-- TEXTE SOURCE --
Parallèlement, l'Arabie saoudite indiquait le 20 septembre 2012 avoir identifié une infection respiratoire à coronavirus chez un patient de 60 ans, hospitalisé en juin 2012 pour pneumonie sévère suivie de défaillance rénale, et décédé à Jeddah, en Arabie saoudite (la date du décès n’est pas connue). Des prélèvements post-mortem ont ensuite adressés au laboratoire de virologie de l'université Erasmus de Rotterdam, aux Pays-Bas. Ils montrent qu'il s'agit d'un nouveau coronavirus. La comparaison des séquences virales des deux cas, effectuée à Rotterdam, indique une similitude de 99,5%.
Les proches n'ont pas présenté de pathologie respiratoire sévère
A la suite du rapprochement fait entre ces deux cas, un troisième cas possible a été rapporté; il s’agissait d’une personne résidant en Arabie saoudite qui avait été admise le 13 juin 2012 au Royaume-Uni et qui est décédé dans un tableau de défaillance pulmonaire suivie d'une insuffisance rénale aigue. Aucune recherche de coronavirus n'avait été effectuée.
Les spécialistes français précisent:
«Selon les informations disponibles à ce stade, il n'y a pas de lien épidémiologique connu entre ces trois cas. Les familles et soignants ayant été en contact proche des cas n'auraient pas présenté de pathologie respiratoire sévère. Par ailleurs, l'identification d'ARN viral de coronavirus chez les deux premiers patients ne suffit pas à confirmer la pathogénicité de ce nouveau virus. Enfin, ces informations ne permettent pas de conclure à une circulation active d'un nouveau coronavirus.»

-- ENREGISTREMENTS FOURNIS --
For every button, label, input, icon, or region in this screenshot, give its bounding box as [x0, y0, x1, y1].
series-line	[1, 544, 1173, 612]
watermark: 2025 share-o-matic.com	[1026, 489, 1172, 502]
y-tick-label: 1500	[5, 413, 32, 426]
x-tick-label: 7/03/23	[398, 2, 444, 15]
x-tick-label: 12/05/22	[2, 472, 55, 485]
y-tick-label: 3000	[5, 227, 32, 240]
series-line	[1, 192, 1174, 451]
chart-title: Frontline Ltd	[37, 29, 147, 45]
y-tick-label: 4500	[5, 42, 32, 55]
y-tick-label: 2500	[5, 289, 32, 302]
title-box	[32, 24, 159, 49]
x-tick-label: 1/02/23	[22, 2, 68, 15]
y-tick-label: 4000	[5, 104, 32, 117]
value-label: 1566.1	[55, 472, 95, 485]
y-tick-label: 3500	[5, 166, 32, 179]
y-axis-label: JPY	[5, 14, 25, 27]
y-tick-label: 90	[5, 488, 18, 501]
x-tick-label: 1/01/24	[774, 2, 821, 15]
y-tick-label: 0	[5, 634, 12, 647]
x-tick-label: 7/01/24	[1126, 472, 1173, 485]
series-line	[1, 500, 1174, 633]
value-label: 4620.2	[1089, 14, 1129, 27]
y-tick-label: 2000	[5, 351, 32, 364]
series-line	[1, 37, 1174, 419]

-- ACTION DEMANDÉE --
Répondez, s'il vous plaît, aux questions suivantes d'après le texte source sur le nouveau coronavirus :
1. Quel âge avait le patient dont l'Arabie saoudite a signalé l'infection le 20 septembre 2012 ?
2. Quel taux de similitude la comparaison des séquences virales des deux cas a-t-elle montré ?
3. À quelle date la personne du troisième cas possible avait-elle été admise au Royaume-Uni ?

-- RÉSULTAT --
1. 60 ans.
2. 99,5 %.
3. Le 13 juin 2012.